-------- Text to read --------

Unfortunately, the negative implication of population declines in these proud American cities go far beyond the loss of social prestige and political clout.

Once decline sets in, it can go on for years. The loss of residents contributes to a drop in tax receipts and the subsequent curtailing of social services ranging from police and sanitation to schools and recreation. Home vacancy rates say volumes about the precarious position in which the cities above find themselves – they’re above 15% in every single case (and sometimes dramatically higher).

Confronted with such a reality, too often the result is more people fleeing the urban core, creating a continuing downward spiral that seemingly has no bottom. Representative examples of where this sorry state of affairs can end up can be found in two smaller but particularly grim urban communities: Camden, NJ and Chester, PA.

From the outside looking in, it’s difficult to accept these population reports … and it seems like people should step in and do something – anything – to arrest the decline.

And in the abstract, it’s only natural to feel that this is what should happen. But in the “real world,” who are going to be the ones to step up to the plate and expose themselves (and their families) to the harsh reality of urban pioneering?

Would I do it? Would you?

For most of us, the answer to that question falls into the “life’s too short” category.

Marabel Chanin: A Symbol of a City

Marabel Chanin, speaking to reporters outside her home in Detroit's North End in summer 2008.
Marabel Chanin, speaking to reporters outside her home in Detroit's North End in summer 2008.

-------- Record list --------

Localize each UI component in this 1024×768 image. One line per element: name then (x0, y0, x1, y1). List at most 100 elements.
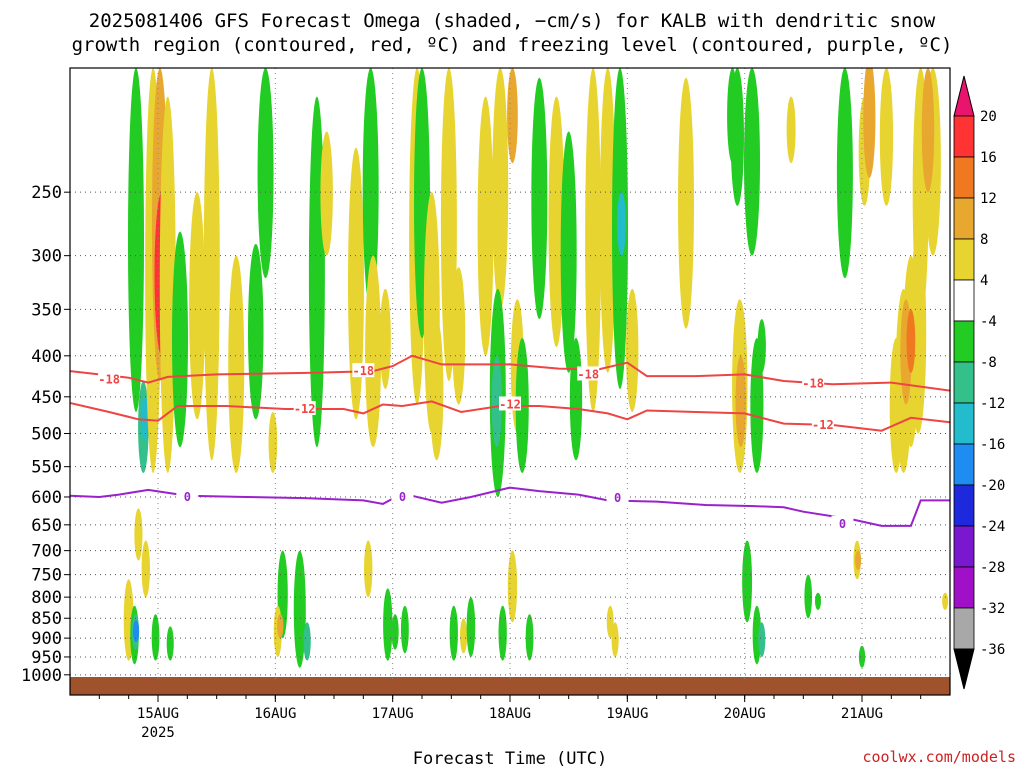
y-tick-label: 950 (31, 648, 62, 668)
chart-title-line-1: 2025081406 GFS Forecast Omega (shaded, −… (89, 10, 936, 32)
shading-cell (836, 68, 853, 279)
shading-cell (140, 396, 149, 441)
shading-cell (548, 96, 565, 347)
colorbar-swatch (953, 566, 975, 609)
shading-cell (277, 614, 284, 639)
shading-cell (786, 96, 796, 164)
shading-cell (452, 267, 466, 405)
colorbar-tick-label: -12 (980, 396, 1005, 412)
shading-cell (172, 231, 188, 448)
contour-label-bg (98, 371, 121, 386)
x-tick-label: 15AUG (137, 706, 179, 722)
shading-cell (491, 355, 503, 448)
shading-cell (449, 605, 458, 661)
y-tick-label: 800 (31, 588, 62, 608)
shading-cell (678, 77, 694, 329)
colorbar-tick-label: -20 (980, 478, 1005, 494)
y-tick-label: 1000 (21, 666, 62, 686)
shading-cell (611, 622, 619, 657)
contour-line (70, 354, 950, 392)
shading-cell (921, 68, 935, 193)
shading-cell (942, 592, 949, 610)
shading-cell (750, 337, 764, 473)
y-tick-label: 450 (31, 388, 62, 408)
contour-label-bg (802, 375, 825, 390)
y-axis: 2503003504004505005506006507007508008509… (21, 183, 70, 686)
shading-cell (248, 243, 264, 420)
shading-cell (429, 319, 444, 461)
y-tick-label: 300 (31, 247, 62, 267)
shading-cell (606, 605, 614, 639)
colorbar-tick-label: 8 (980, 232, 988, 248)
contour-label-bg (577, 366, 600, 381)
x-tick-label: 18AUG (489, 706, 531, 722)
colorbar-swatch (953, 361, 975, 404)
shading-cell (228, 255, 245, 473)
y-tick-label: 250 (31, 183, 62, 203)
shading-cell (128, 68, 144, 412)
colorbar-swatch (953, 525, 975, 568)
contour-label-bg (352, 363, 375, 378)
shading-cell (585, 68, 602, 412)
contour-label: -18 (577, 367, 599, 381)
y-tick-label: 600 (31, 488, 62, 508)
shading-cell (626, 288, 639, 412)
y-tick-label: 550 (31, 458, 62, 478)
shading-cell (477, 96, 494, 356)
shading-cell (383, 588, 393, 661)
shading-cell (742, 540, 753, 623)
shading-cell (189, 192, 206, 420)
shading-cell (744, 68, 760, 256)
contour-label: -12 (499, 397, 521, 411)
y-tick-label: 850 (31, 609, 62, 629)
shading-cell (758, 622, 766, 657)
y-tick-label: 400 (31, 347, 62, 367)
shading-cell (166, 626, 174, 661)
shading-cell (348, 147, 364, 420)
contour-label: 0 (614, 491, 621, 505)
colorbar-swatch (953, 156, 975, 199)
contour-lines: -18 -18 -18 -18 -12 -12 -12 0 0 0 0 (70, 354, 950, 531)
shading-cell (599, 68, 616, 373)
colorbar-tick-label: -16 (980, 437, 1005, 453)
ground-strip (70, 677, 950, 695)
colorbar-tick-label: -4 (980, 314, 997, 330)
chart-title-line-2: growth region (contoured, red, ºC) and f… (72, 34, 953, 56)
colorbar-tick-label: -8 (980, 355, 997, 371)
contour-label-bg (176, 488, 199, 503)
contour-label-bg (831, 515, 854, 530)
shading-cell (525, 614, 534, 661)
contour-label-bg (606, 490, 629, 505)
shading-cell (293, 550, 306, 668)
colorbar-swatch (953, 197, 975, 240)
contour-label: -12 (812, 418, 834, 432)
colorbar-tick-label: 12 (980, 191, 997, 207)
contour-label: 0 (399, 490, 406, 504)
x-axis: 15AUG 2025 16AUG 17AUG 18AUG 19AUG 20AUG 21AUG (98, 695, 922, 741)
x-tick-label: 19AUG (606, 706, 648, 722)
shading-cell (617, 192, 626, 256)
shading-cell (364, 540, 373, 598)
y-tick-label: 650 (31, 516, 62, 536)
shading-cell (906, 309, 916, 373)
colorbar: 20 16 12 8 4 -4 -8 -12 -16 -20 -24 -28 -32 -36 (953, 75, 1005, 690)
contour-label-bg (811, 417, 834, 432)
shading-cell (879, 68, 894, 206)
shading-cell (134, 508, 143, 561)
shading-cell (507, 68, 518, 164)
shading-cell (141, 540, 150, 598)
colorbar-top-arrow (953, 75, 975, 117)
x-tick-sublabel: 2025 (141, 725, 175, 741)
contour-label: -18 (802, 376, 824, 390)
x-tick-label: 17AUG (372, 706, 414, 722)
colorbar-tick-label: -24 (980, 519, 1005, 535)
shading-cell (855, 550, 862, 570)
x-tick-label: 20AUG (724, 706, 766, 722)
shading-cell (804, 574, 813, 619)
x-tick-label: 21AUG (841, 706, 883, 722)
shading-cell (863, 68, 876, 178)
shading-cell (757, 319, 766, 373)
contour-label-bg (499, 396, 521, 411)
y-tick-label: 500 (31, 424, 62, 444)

--------
-------- Record list --------

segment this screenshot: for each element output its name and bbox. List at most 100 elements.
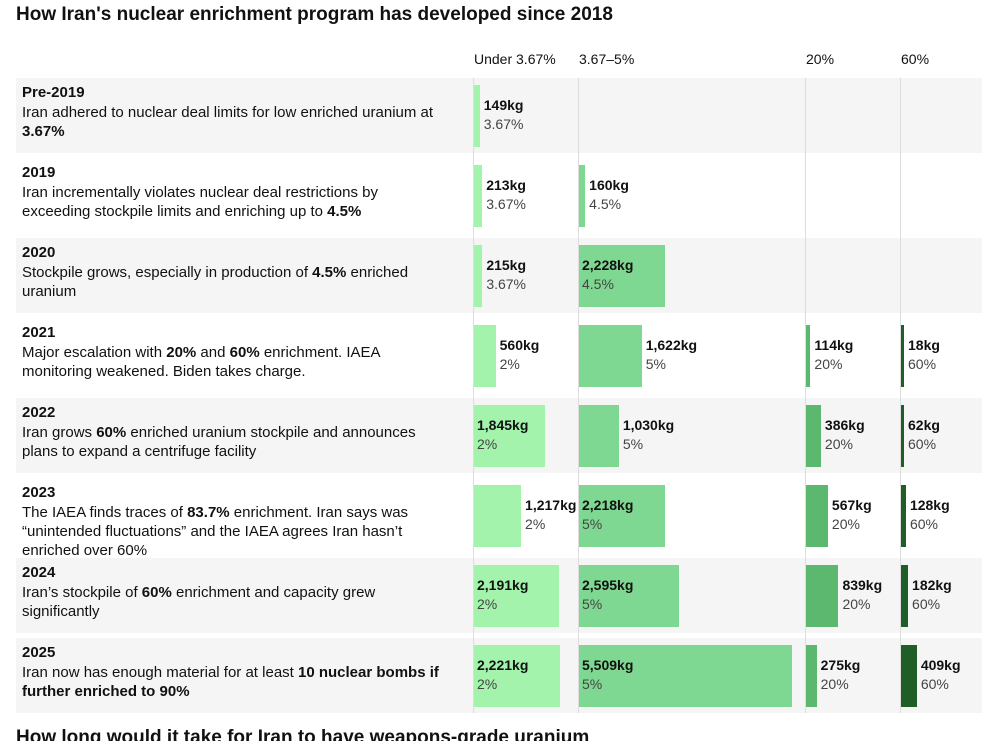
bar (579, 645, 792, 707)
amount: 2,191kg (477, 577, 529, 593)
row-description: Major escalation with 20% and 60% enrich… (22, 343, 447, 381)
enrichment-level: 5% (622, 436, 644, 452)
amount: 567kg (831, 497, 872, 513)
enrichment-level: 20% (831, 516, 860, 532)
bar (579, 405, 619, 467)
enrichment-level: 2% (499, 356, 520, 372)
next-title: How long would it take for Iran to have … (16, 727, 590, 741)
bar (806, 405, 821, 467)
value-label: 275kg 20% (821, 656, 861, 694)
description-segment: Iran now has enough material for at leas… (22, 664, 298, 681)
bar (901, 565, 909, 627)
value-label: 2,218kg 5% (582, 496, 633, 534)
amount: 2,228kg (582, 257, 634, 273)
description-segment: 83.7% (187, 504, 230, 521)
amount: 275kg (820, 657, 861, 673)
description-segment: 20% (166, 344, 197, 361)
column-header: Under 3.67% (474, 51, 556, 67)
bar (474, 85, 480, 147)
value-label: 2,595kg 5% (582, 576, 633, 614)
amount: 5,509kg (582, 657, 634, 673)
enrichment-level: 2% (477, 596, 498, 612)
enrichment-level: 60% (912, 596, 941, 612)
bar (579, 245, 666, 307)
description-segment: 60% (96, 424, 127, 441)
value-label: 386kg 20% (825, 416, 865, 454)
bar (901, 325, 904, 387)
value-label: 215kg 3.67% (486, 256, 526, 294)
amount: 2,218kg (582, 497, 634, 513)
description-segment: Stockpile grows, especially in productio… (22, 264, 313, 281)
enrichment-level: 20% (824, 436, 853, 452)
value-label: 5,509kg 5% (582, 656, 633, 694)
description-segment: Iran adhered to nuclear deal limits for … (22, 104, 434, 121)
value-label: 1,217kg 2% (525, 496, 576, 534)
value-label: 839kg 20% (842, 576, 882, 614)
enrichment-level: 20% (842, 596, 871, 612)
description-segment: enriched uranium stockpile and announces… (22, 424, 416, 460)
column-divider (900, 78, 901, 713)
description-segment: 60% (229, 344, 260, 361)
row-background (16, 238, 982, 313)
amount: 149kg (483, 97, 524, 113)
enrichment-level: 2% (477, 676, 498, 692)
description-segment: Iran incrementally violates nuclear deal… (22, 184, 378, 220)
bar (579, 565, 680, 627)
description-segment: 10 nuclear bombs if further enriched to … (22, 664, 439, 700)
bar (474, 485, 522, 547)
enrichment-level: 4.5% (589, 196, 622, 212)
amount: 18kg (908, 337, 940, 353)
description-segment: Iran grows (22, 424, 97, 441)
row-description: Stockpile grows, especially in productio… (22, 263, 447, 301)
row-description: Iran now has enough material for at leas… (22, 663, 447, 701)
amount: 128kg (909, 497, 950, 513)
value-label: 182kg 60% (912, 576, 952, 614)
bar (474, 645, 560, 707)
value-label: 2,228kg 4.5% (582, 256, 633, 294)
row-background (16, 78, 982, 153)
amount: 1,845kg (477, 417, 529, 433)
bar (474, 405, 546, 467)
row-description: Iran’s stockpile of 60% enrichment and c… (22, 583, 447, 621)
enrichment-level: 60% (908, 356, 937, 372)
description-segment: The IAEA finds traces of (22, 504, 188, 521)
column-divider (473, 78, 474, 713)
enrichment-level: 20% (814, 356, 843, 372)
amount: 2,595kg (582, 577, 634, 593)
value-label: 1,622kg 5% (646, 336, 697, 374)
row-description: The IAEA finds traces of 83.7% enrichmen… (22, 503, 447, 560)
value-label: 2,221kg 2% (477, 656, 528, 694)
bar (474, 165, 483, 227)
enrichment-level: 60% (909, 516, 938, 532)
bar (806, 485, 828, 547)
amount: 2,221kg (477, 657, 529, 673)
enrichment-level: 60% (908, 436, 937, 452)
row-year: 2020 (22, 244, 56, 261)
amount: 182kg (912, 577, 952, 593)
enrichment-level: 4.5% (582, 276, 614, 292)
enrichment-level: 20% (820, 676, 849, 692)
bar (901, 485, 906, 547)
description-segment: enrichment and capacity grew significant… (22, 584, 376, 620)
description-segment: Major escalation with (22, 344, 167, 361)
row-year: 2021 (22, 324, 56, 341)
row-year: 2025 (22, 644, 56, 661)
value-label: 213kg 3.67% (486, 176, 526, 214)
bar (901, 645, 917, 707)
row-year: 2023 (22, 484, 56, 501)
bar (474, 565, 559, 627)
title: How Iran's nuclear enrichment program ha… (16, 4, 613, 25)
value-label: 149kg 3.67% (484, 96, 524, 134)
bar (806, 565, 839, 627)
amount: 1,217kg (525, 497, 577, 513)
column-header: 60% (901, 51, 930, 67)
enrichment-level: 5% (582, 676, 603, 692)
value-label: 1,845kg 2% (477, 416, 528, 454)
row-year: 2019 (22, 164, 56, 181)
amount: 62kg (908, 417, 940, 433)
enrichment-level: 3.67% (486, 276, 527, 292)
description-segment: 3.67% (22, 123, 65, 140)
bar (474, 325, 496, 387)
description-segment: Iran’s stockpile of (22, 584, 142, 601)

--------

• Request A:
Say whether each statement agrees with the passage on shrinking American cities, answering yes or no and quoting the words that decide it: (i) Home vacancy rates in the cities discussed are above 15% in every case. (ii) Camden, NJ and Chester, PA are described as larger than the other cities. (iii) For most people, the answer to whether they would become urban pioneers is yes.
• Request B:
Quote the passage on shrinking American cities from "Confronted with such" up to and including "and Chester, PA.".
• Request C:
Write what comes next in the passage on shrinking American cities, picking up after its last sentence.
You can skip the records; they aren't needed.

• Exercise answer A:
(i) Yes: "they’re above 15% in every single case"
(ii) No: "two smaller but particularly grim urban communities: Camden, NJ and Chester, PA"
(iii) No: "For most of us, the answer to that question falls into the “life’s too short” category."

• Exercise answer B:
Confronted with such a reality, too often the result is more people fleeing the urban core, creating a continuing downward spiral that seemingly has no bottom. Representative examples of where this sorry state of affairs can end up can be found in two smaller but particularly grim urban communities: Camden, NJ and Chester, PA.

• Exercise answer C:
One of the sadder stories to hit the television airwaves in recent days concerns Marabel Chanin, an elderly woman living alone in an urban “ghost” neighborhood. When Marabel, a single woman, moved to Detroit’s North End back in 1964, the area, adjacent the Palmer Park Golf Course, was a beautiful, established Detroit neighborhood graced by roomy, circa 1920s single-family homes and lush landscaping.

Moving forward some 45 years later, Marabel was the last person on her block of Robinwood Avenue, living in daily (and nightly) fear of break-ins, gunfire, or worse. Complaints to police went nowhere, so her phone call to the local Detroit Fox News affiliate TV station (WJBK’s Problem Solvers) was a last-ditch attempt to find a solution to her dilemma.

Marabel’s story, profiled by the station last summer, brought the issues of crime & grime, urban decay and danger down to the most personal level and struck a nerve with viewers across the Detroit viewing area. The story ended up on the Internet, where I viewed the news clip on YouTube while researching my blog entry on the city of Detroit’s decline. It was so moving, I felt compelled to contact WJBK-TV, hoping to hear a good end to the story.

Unfortunately, as was chronicled in a follow-up report by the station broadcast last week, there was no good end. In fact, Marabel passed away in her home right around Christmas and was discovered days later. And now, five months on, her body remains at the county morgue, claimed by no one. Because of severe budget shortfalls, there are no funds to bury her or the nearly 100 other unclaimed bodies that are being kept there.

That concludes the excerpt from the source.